◆ **Exercise**: Repeat each record below exactly as given.

◆ **Input**:
━━━━━━━━━━━━━━━━━━━━━━━━━━━━━━
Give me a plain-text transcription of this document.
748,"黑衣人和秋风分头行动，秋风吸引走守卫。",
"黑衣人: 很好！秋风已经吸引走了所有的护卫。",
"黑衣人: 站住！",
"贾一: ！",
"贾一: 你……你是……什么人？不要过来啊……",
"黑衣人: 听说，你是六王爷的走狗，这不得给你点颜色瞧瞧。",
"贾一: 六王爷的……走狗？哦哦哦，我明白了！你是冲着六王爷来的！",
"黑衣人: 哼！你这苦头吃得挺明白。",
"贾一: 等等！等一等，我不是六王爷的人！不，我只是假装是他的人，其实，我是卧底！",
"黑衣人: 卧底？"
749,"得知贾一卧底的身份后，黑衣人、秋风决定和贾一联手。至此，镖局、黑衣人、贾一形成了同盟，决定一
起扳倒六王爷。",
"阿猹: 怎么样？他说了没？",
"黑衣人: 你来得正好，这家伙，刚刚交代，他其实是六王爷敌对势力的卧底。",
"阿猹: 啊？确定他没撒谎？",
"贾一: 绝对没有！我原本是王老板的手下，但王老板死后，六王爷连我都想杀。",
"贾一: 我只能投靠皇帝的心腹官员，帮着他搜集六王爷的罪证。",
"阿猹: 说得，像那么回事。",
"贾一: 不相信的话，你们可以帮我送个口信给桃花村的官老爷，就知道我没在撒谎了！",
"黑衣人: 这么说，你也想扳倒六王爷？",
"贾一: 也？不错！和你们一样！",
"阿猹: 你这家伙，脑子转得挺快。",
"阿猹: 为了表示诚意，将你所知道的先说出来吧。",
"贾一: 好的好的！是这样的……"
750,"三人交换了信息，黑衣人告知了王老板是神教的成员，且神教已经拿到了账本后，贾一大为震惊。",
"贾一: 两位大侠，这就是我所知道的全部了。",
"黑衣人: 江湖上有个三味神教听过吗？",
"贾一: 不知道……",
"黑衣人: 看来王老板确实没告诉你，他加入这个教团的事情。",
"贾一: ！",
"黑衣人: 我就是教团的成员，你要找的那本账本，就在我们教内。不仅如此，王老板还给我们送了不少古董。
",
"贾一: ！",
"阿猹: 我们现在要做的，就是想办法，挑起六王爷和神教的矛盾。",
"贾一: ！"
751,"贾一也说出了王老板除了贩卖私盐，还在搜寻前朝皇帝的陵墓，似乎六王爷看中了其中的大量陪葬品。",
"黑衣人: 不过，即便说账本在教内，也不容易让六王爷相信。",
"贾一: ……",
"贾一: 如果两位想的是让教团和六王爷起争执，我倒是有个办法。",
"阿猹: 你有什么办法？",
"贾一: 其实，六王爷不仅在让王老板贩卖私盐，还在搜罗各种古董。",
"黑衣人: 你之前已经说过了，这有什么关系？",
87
━━━━━━━━━━━━━━━━━━━━━━━━━━━━━━
◆ **Response to this exercise**:
Give me a plain-text transcription of this document.
748,"黑衣人和秋风分头行动，秋风吸引走守卫。",
"黑衣人: 很好！秋风已经吸引走了所有的护卫。",
"黑衣人: 站住！",
"贾一: ！",
"贾一: 你……你是……什么人？不要过来啊……",
"黑衣人: 听说，你是六王爷的走狗，这不得给你点颜色瞧瞧。",
"贾一: 六王爷的……走狗？哦哦哦，我明白了！你是冲着六王爷来的！",
"黑衣人: 哼！你这苦头吃得挺明白。",
"贾一: 等等！等一等，我不是六王爷的人！不，我只是假装是他的人，其实，我是卧底！",
"黑衣人: 卧底？"
749,"得知贾一卧底的身份后，黑衣人、秋风决定和贾一联手。至此，镖局、黑衣人、贾一形成了同盟，决定一
起扳倒六王爷。",
"阿猹: 怎么样？他说了没？",
"黑衣人: 你来得正好，这家伙，刚刚交代，他其实是六王爷敌对势力的卧底。",
"阿猹: 啊？确定他没撒谎？",
"贾一: 绝对没有！我原本是王老板的手下，但王老板死后，六王爷连我都想杀。",
"贾一: 我只能投靠皇帝的心腹官员，帮着他搜集六王爷的罪证。",
"阿猹: 说得，像那么回事。",
"贾一: 不相信的话，你们可以帮我送个口信给桃花村的官老爷，就知道我没在撒谎了！",
"黑衣人: 这么说，你也想扳倒六王爷？",
"贾一: 也？不错！和你们一样！",
"阿猹: 你这家伙，脑子转得挺快。",
"阿猹: 为了表示诚意，将你所知道的先说出来吧。",
"贾一: 好的好的！是这样的……"
750,"三人交换了信息，黑衣人告知了王老板是神教的成员，且神教已经拿到了账本后，贾一大为震惊。",
"贾一: 两位大侠，这就是我所知道的全部了。",
"黑衣人: 江湖上有个三味神教听过吗？",
"贾一: 不知道……",
"黑衣人: 看来王老板确实没告诉你，他加入这个教团的事情。",
"贾一: ！",
"黑衣人: 我就是教团的成员，你要找的那本账本，就在我们教内。不仅如此，王老板还给我们送了不少古董。
",
"贾一: ！",
"阿猹: 我们现在要做的，就是想办法，挑起六王爷和神教的矛盾。",
"贾一: ！"
751,"贾一也说出了王老板除了贩卖私盐，还在搜寻前朝皇帝的陵墓，似乎六王爷看中了其中的大量陪葬品。",
"黑衣人: 不过，即便说账本在教内，也不容易让六王爷相信。",
"贾一: ……",
"贾一: 如果两位想的是让教团和六王爷起争执，我倒是有个办法。",
"阿猹: 你有什么办法？",
"贾一: 其实，六王爷不仅在让王老板贩卖私盐，还在搜罗各种古董。",
"黑衣人: 你之前已经说过了，这有什么关系？",
87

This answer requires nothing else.